- [AIM] Print exactly the lines from the one containing "Read this page and output its text content." through the last line of the records below, both included, and nothing else; omit any pictures.
====== EXERCISE INPUTS
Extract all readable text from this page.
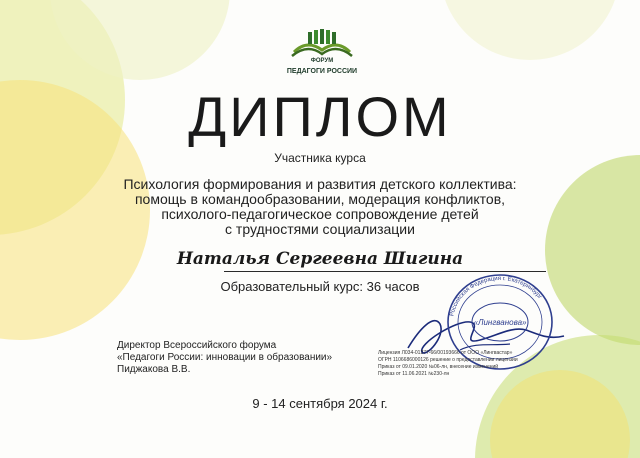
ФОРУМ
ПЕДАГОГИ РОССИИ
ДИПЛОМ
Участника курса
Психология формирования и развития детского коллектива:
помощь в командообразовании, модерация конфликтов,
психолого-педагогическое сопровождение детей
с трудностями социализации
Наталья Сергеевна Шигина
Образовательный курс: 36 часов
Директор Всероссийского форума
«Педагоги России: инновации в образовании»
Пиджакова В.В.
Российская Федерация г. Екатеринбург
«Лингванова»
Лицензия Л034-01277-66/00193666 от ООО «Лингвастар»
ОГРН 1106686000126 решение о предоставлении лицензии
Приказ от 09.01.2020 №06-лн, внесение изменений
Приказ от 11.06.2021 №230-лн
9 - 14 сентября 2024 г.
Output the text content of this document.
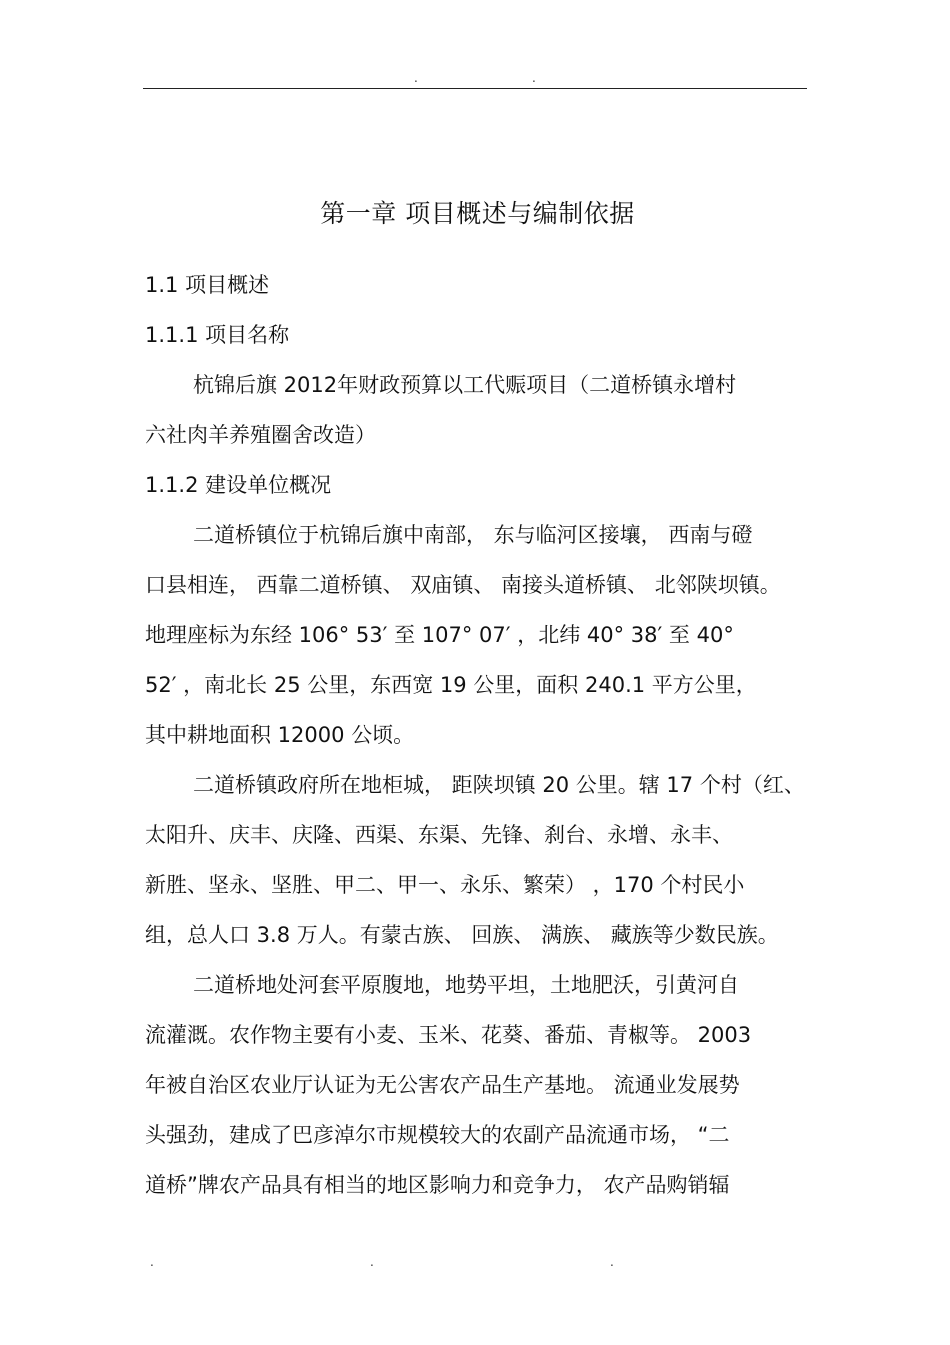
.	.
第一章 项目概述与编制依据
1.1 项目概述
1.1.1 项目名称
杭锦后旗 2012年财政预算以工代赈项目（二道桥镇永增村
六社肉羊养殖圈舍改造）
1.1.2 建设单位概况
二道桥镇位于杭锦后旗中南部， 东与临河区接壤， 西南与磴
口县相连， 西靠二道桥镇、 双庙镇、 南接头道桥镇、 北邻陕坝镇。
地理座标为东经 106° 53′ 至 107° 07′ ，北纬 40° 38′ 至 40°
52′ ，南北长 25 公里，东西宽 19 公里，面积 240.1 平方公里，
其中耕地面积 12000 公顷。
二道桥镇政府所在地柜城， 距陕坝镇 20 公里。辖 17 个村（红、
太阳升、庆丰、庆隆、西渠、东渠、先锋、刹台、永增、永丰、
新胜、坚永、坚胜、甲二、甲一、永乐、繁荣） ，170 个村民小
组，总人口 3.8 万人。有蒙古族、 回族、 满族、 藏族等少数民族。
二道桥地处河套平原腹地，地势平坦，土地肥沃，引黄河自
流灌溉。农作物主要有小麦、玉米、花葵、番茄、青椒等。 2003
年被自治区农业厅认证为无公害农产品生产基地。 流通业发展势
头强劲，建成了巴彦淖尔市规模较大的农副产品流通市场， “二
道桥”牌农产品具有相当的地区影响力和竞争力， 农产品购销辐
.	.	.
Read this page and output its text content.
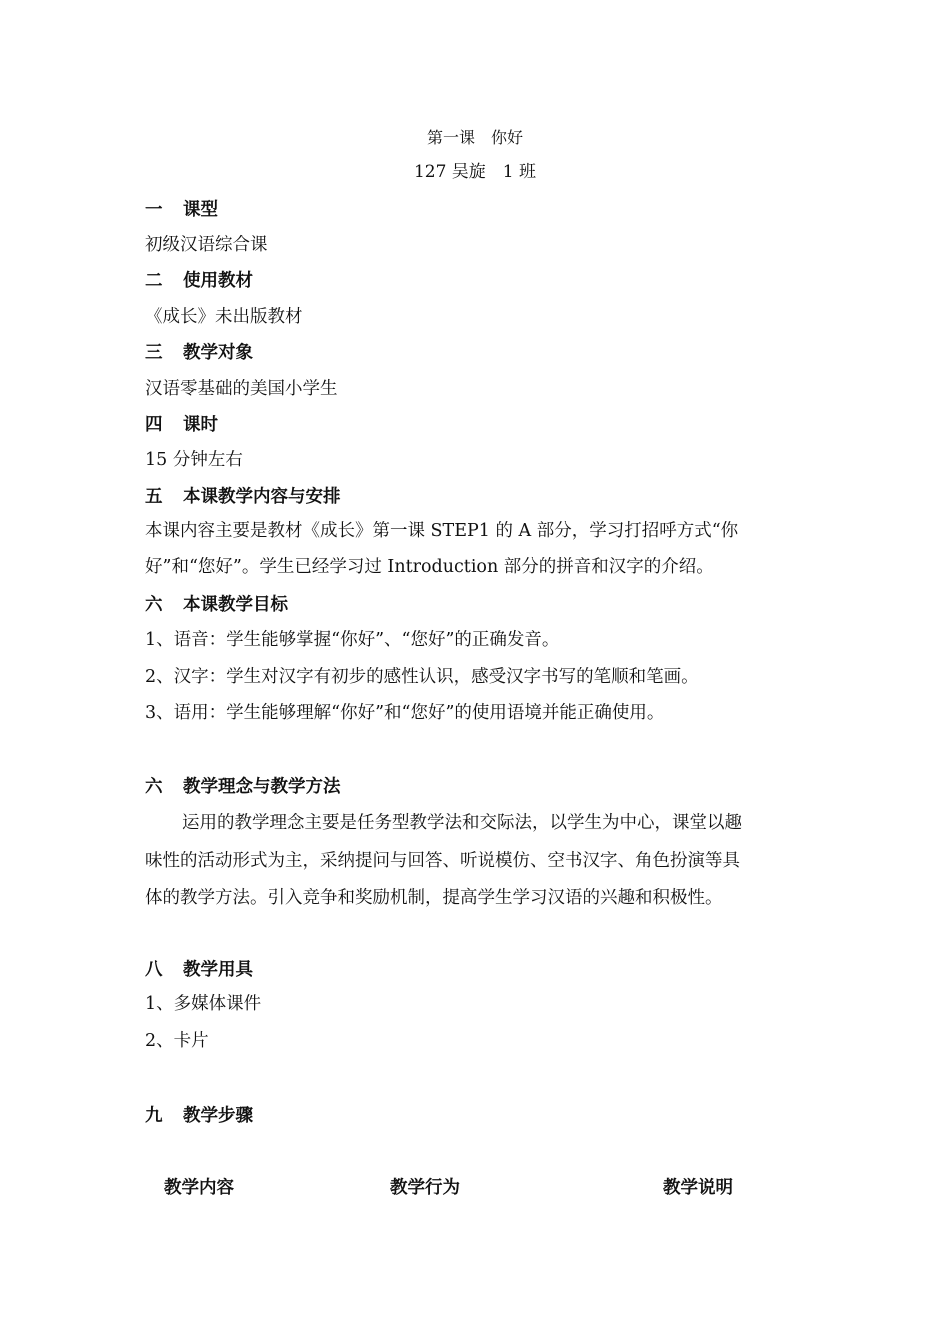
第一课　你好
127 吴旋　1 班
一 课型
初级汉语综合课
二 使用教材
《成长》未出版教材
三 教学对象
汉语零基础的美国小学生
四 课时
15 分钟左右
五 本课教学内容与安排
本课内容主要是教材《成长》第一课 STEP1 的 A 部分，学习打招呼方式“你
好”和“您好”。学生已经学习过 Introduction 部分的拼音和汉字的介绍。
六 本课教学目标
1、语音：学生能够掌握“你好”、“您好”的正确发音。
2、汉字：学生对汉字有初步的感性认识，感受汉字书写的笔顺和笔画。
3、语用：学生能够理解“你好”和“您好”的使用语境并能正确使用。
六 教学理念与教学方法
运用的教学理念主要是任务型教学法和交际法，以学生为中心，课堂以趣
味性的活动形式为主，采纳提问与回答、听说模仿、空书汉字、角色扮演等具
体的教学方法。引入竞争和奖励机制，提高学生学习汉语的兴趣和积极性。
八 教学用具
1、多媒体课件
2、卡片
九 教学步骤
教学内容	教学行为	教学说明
============
- [ANSWER FOR THE TASK]
Read this page and output its text content.
第一课　你好
127 吴旋　1 班
一 课型
初级汉语综合课
二 使用教材
《成长》未出版教材
三 教学对象
汉语零基础的美国小学生
四 课时
15 分钟左右
五 本课教学内容与安排
本课内容主要是教材《成长》第一课 STEP1 的 A 部分，学习打招呼方式“你
好”和“您好”。学生已经学习过 Introduction 部分的拼音和汉字的介绍。
六 本课教学目标
1、语音：学生能够掌握“你好”、“您好”的正确发音。
2、汉字：学生对汉字有初步的感性认识，感受汉字书写的笔顺和笔画。
3、语用：学生能够理解“你好”和“您好”的使用语境并能正确使用。
六 教学理念与教学方法
运用的教学理念主要是任务型教学法和交际法，以学生为中心，课堂以趣
味性的活动形式为主，采纳提问与回答、听说模仿、空书汉字、角色扮演等具
体的教学方法。引入竞争和奖励机制，提高学生学习汉语的兴趣和积极性。
八 教学用具
1、多媒体课件
2、卡片
九 教学步骤
教学内容	教学行为	教学说明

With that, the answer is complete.